── RECORDED INFORMATION

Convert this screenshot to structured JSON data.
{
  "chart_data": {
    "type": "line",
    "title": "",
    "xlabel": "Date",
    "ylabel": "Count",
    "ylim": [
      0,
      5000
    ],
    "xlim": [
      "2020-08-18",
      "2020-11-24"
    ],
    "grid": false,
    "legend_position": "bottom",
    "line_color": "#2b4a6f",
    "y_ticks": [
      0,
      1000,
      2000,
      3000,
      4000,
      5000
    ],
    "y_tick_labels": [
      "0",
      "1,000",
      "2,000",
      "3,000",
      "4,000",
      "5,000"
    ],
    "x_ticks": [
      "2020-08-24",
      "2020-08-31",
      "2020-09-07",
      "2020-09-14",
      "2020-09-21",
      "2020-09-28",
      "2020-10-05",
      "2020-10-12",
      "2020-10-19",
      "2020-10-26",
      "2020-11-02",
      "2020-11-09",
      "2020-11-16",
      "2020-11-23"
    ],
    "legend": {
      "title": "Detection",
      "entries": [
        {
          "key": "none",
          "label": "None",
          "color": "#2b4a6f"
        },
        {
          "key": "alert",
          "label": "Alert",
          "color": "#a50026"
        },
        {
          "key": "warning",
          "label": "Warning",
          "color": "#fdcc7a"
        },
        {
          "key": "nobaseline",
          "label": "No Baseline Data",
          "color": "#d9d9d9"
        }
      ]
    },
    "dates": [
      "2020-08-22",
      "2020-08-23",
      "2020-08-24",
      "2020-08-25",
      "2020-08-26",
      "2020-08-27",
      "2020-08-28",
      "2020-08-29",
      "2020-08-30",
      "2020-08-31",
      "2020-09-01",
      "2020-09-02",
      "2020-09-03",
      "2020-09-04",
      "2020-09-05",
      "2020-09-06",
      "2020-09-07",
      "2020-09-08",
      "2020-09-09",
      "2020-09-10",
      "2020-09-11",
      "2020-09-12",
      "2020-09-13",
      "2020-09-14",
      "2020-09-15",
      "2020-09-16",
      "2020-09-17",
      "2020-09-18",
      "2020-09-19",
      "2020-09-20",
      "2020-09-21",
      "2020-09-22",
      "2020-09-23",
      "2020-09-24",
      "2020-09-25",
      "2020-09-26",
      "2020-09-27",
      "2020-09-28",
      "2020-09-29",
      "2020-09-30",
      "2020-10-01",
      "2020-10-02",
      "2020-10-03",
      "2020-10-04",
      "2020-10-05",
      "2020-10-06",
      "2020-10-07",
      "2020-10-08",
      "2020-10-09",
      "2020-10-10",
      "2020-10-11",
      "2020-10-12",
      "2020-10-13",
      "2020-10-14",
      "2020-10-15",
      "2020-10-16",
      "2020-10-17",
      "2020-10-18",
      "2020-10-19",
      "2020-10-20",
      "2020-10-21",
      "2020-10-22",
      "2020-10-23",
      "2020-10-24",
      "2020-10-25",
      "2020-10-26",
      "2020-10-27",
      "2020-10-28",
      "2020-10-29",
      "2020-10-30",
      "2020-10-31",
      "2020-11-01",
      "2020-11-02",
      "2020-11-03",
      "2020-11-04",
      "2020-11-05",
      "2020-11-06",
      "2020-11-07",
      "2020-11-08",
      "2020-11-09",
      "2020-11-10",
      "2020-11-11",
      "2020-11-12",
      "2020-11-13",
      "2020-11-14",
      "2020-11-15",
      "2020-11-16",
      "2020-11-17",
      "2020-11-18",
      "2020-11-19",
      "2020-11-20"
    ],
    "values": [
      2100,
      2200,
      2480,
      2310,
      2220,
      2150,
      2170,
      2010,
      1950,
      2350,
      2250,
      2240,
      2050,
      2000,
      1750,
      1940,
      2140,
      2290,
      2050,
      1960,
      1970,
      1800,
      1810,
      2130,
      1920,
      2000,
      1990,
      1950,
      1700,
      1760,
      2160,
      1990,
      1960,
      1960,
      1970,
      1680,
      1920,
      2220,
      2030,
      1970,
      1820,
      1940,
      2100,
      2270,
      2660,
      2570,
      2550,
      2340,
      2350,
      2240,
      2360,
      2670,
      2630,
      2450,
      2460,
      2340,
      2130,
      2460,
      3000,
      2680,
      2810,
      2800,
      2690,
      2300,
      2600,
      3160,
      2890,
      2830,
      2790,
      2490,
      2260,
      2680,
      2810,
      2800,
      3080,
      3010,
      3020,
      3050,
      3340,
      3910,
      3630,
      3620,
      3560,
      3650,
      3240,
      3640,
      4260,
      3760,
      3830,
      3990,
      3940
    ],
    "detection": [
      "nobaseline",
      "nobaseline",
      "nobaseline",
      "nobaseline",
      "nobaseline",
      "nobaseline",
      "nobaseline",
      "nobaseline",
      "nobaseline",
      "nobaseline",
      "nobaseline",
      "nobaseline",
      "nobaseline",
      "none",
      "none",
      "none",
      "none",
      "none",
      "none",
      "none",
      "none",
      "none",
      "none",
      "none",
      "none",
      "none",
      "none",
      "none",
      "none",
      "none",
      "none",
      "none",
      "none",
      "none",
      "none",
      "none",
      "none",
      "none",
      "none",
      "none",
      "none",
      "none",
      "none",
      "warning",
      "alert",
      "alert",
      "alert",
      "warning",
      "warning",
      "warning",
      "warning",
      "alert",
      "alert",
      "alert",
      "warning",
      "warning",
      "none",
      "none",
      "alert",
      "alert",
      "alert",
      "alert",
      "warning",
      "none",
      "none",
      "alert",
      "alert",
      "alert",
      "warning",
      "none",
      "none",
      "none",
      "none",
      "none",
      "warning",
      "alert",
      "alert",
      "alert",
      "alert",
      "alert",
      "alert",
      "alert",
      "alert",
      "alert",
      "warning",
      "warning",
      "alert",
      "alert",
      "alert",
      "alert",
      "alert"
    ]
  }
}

────

#### [PROBLEM]
Retype each record exactly, leaving nothing out.

#### [EXERCISE RESULT]
Convert this screenshot to structured JSON data.
{
  "chart_data": {
    "type": "line",
    "title": "",
    "xlabel": "Date",
    "ylabel": "Count",
    "ylim": [
      0,
      5000
    ],
    "xlim": [
      "2020-08-18",
      "2020-11-24"
    ],
    "grid": false,
    "legend_position": "bottom",
    "line_color": "#2b4a6f",
    "y_ticks": [
      0,
      1000,
      2000,
      3000,
      4000,
      5000
    ],
    "y_tick_labels": [
      "0",
      "1,000",
      "2,000",
      "3,000",
      "4,000",
      "5,000"
    ],
    "x_ticks": [
      "2020-08-24",
      "2020-08-31",
      "2020-09-07",
      "2020-09-14",
      "2020-09-21",
      "2020-09-28",
      "2020-10-05",
      "2020-10-12",
      "2020-10-19",
      "2020-10-26",
      "2020-11-02",
      "2020-11-09",
      "2020-11-16",
      "2020-11-23"
    ],
    "legend": {
      "title": "Detection",
      "entries": [
        {
          "key": "none",
          "label": "None",
          "color": "#2b4a6f"
        },
        {
          "key": "alert",
          "label": "Alert",
          "color": "#a50026"
        },
        {
          "key": "warning",
          "label": "Warning",
          "color": "#fdcc7a"
        },
        {
          "key": "nobaseline",
          "label": "No Baseline Data",
          "color": "#d9d9d9"
        }
      ]
    },
    "dates": [
      "2020-08-22",
      "2020-08-23",
      "2020-08-24",
      "2020-08-25",
      "2020-08-26",
      "2020-08-27",
      "2020-08-28",
      "2020-08-29",
      "2020-08-30",
      "2020-08-31",
      "2020-09-01",
      "2020-09-02",
      "2020-09-03",
      "2020-09-04",
      "2020-09-05",
      "2020-09-06",
      "2020-09-07",
      "2020-09-08",
      "2020-09-09",
      "2020-09-10",
      "2020-09-11",
      "2020-09-12",
      "2020-09-13",
      "2020-09-14",
      "2020-09-15",
      "2020-09-16",
      "2020-09-17",
      "2020-09-18",
      "2020-09-19",
      "2020-09-20",
      "2020-09-21",
      "2020-09-22",
      "2020-09-23",
      "2020-09-24",
      "2020-09-25",
      "2020-09-26",
      "2020-09-27",
      "2020-09-28",
      "2020-09-29",
      "2020-09-30",
      "2020-10-01",
      "2020-10-02",
      "2020-10-03",
      "2020-10-04",
      "2020-10-05",
      "2020-10-06",
      "2020-10-07",
      "2020-10-08",
      "2020-10-09",
      "2020-10-10",
      "2020-10-11",
      "2020-10-12",
      "2020-10-13",
      "2020-10-14",
      "2020-10-15",
      "2020-10-16",
      "2020-10-17",
      "2020-10-18",
      "2020-10-19",
      "2020-10-20",
      "2020-10-21",
      "2020-10-22",
      "2020-10-23",
      "2020-10-24",
      "2020-10-25",
      "2020-10-26",
      "2020-10-27",
      "2020-10-28",
      "2020-10-29",
      "2020-10-30",
      "2020-10-31",
      "2020-11-01",
      "2020-11-02",
      "2020-11-03",
      "2020-11-04",
      "2020-11-05",
      "2020-11-06",
      "2020-11-07",
      "2020-11-08",
      "2020-11-09",
      "2020-11-10",
      "2020-11-11",
      "2020-11-12",
      "2020-11-13",
      "2020-11-14",
      "2020-11-15",
      "2020-11-16",
      "2020-11-17",
      "2020-11-18",
      "2020-11-19",
      "2020-11-20"
    ],
    "values": [
      2100,
      2200,
      2480,
      2310,
      2220,
      2150,
      2170,
      2010,
      1950,
      2350,
      2250,
      2240,
      2050,
      2000,
      1750,
      1940,
      2140,
      2290,
      2050,
      1960,
      1970,
      1800,
      1810,
      2130,
      1920,
      2000,
      1990,
      1950,
      1700,
      1760,
      2160,
      1990,
      1960,
      1960,
      1970,
      1680,
      1920,
      2220,
      2030,
      1970,
      1820,
      1940,
      2100,
      2270,
      2660,
      2570,
      2550,
      2340,
      2350,
      2240,
      2360,
      2670,
      2630,
      2450,
      2460,
      2340,
      2130,
      2460,
      3000,
      2680,
      2810,
      2800,
      2690,
      2300,
      2600,
      3160,
      2890,
      2830,
      2790,
      2490,
      2260,
      2680,
      2810,
      2800,
      3080,
      3010,
      3020,
      3050,
      3340,
      3910,
      3630,
      3620,
      3560,
      3650,
      3240,
      3640,
      4260,
      3760,
      3830,
      3990,
      3940
    ],
    "detection": [
      "nobaseline",
      "nobaseline",
      "nobaseline",
      "nobaseline",
      "nobaseline",
      "nobaseline",
      "nobaseline",
      "nobaseline",
      "nobaseline",
      "nobaseline",
      "nobaseline",
      "nobaseline",
      "nobaseline",
      "none",
      "none",
      "none",
      "none",
      "none",
      "none",
      "none",
      "none",
      "none",
      "none",
      "none",
      "none",
      "none",
      "none",
      "none",
      "none",
      "none",
      "none",
      "none",
      "none",
      "none",
      "none",
      "none",
      "none",
      "none",
      "none",
      "none",
      "none",
      "none",
      "none",
      "warning",
      "alert",
      "alert",
      "alert",
      "warning",
      "warning",
      "warning",
      "warning",
      "alert",
      "alert",
      "alert",
      "warning",
      "warning",
      "none",
      "none",
      "alert",
      "alert",
      "alert",
      "alert",
      "warning",
      "none",
      "none",
      "alert",
      "alert",
      "alert",
      "warning",
      "none",
      "none",
      "none",
      "none",
      "none",
      "warning",
      "alert",
      "alert",
      "alert",
      "alert",
      "alert",
      "alert",
      "alert",
      "alert",
      "alert",
      "warning",
      "warning",
      "alert",
      "alert",
      "alert",
      "alert",
      "alert"
    ]
  }
}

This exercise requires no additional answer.